网易科技讯 11月13日消息,据VentureBeat报道,随着网络犯罪的兴起,从金融、保险、医疗到大型电子零售商等各个行业的公司,都对其担心不已。仅2017年上半年,就有超过20亿条用户记录被泄露。从这些被黑客窃取的PII(个人可识别信息)之中,诈骗者可以获得用户账户的访问权、创建合成身份,甚至还可以制作虚假企业信息来进行各种形式的欺诈行为。

AI打击网络犯罪?缺了人还是不行

所以,企业正疯狂地寻求加强自家安全团队的方法。但巨大的人才缺口导致网络安全行业招聘十分困难,信息系统审计和控制协会(ISACA)发现,申请网络安全工作的求职者中,只有不到1/4的人符合资格。ISACA预测,到2019年,全球网络安全专业人才缺口将达到200万人。

作为应对之策,许多公司都转向人工智能(AI),希望用AI来填补这些空缺。这就产生一个非常重要问题:AI警察准备好了吗?

▸ 根据资料
- A) 用两句话概括上面这段关于网络犯罪与人工智能的文字。
- B) 上面这段关于网络犯罪的文字提到了哪些对网络犯罪担心不已的行业？请全部列出。
- C) 请照录上面这段文字中从“网易科技讯 11月13日消息”起、到“要问题:AI警察准备好了吗?”止（含这部分文字）的内容。

▸ 给定条目
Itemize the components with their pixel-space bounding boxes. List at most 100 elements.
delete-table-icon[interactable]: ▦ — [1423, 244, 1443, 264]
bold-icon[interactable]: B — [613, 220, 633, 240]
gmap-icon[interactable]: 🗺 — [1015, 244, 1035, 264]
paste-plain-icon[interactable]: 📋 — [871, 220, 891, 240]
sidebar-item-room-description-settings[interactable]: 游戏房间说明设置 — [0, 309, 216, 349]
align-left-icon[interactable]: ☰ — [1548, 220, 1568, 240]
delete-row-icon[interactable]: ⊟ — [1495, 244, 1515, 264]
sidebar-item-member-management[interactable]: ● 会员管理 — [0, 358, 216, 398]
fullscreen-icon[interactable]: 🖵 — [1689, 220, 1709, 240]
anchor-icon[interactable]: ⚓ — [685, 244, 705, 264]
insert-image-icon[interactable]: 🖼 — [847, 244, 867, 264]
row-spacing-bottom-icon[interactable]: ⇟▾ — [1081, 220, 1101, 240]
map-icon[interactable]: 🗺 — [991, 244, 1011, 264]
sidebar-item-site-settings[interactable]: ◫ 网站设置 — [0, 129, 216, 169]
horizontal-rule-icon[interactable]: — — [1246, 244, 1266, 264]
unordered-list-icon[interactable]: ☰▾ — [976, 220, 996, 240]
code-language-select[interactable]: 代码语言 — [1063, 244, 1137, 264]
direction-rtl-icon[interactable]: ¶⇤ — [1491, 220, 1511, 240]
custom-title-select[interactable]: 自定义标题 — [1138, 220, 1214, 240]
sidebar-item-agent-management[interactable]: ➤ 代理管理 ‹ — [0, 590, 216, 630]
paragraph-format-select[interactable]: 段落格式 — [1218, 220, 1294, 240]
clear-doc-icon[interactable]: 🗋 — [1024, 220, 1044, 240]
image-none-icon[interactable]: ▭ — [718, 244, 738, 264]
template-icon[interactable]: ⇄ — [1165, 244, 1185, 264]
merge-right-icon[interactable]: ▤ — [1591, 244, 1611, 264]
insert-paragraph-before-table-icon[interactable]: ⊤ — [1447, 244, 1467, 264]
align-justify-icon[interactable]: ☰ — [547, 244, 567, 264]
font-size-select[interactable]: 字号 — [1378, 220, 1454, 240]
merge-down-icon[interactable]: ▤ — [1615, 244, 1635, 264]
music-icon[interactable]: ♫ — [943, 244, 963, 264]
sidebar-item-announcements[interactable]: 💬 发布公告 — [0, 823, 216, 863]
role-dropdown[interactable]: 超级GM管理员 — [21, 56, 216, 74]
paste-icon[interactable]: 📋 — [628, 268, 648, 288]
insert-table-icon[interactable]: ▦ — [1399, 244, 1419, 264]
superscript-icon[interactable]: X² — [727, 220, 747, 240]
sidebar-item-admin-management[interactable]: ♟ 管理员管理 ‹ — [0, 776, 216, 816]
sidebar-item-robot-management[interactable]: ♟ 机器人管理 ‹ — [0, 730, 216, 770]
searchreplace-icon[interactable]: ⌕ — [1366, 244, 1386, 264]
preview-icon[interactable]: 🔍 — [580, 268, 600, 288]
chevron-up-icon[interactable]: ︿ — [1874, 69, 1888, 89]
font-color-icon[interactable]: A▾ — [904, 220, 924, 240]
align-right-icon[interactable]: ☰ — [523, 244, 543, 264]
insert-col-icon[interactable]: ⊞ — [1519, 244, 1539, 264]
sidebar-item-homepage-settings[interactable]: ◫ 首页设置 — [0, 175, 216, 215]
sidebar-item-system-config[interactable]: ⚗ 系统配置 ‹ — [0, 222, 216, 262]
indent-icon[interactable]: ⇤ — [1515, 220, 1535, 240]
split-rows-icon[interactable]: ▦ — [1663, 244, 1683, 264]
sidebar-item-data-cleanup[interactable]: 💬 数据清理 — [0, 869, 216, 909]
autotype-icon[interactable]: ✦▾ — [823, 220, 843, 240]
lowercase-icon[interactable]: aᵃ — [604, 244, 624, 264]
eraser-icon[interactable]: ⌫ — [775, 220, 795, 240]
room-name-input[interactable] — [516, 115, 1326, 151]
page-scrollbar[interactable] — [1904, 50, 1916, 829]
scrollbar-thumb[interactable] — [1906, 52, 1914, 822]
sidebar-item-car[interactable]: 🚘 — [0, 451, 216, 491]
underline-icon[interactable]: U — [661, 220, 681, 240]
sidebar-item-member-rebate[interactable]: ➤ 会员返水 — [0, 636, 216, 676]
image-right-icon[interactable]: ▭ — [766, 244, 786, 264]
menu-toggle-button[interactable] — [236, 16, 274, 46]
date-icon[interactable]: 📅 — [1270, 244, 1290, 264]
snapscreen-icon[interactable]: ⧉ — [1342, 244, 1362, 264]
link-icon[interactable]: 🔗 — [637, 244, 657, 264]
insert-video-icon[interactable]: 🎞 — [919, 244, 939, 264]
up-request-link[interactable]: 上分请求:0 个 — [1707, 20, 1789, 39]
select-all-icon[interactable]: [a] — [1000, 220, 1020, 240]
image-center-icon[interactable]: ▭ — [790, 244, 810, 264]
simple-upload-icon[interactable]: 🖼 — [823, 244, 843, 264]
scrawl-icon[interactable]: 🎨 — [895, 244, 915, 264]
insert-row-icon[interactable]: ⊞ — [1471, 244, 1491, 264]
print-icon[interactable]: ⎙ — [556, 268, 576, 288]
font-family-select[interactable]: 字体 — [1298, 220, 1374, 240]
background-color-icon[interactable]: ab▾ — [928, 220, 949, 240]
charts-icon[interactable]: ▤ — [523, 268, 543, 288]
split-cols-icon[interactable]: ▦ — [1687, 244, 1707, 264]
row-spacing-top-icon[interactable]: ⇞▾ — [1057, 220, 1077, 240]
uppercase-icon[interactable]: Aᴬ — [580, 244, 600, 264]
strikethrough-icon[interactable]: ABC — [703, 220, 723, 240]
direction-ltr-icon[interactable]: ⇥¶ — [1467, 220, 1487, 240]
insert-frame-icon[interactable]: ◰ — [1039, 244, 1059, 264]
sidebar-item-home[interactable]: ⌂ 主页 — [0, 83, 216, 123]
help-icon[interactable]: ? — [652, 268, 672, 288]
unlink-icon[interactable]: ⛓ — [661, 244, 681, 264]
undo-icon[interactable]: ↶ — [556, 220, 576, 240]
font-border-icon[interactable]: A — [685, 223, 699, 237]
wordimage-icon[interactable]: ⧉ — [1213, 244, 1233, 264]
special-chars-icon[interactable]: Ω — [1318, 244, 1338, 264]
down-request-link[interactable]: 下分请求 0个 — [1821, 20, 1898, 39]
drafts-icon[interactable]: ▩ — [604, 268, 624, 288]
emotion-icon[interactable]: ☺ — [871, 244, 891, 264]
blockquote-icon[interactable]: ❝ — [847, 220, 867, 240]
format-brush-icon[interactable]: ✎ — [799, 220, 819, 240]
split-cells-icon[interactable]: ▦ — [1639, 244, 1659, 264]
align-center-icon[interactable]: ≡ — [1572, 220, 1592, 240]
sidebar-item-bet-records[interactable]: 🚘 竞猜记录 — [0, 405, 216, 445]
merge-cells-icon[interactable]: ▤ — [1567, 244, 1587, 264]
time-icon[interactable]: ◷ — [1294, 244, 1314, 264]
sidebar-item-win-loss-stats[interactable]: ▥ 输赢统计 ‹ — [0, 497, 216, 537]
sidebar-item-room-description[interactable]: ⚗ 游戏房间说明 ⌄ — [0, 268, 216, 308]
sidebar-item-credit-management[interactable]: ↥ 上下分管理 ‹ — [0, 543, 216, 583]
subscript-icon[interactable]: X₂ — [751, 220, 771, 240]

▸ 任务解答
- A) 网络犯罪兴起令各行业公司担忧：仅2017年上半年就有超过20亿条用户记录被泄露，诈骗者可借窃取的个人可识别信息进行各种欺诈。由于网络安全人才缺口巨大、招聘困难，许多公司转向人工智能来填补空缺，由此引出了AI是否已准备好的问题。

- B) 金融、保险、医疗、大型电子零售

- C)
网易科技讯 11月13日消息,据VentureBeat报道,随着网络犯罪的兴起,从金融、保险、医疗到大型电子零售商等各个行业的公司,都对其担心不已。仅2017年上半年,就有超过20亿条用户记录被泄露。从这些被黑客窃取的PII(个人可识别信息)之中,诈骗者可以获得用户账户的访问权、创建合成身份,甚至还可以制作虚假企业信息来进行各种形式的欺诈行为。

AI打击网络犯罪?缺了人还是不行

所以,企业正疯狂地寻求加强自家安全团队的方法。但巨大的人才缺口导致网络安全行业招聘十分困难,信息系统审计和控制协会(ISACA)发现,申请网络安全工作的求职者中,只有不到1/4的人符合资格。ISACA预测,到2019年,全球网络安全专业人才缺口将达到200万人。

作为应对之策,许多公司都转向人工智能(AI),希望用AI来填补这些空缺。这就产生一个非常重要问题:AI警察准备好了吗?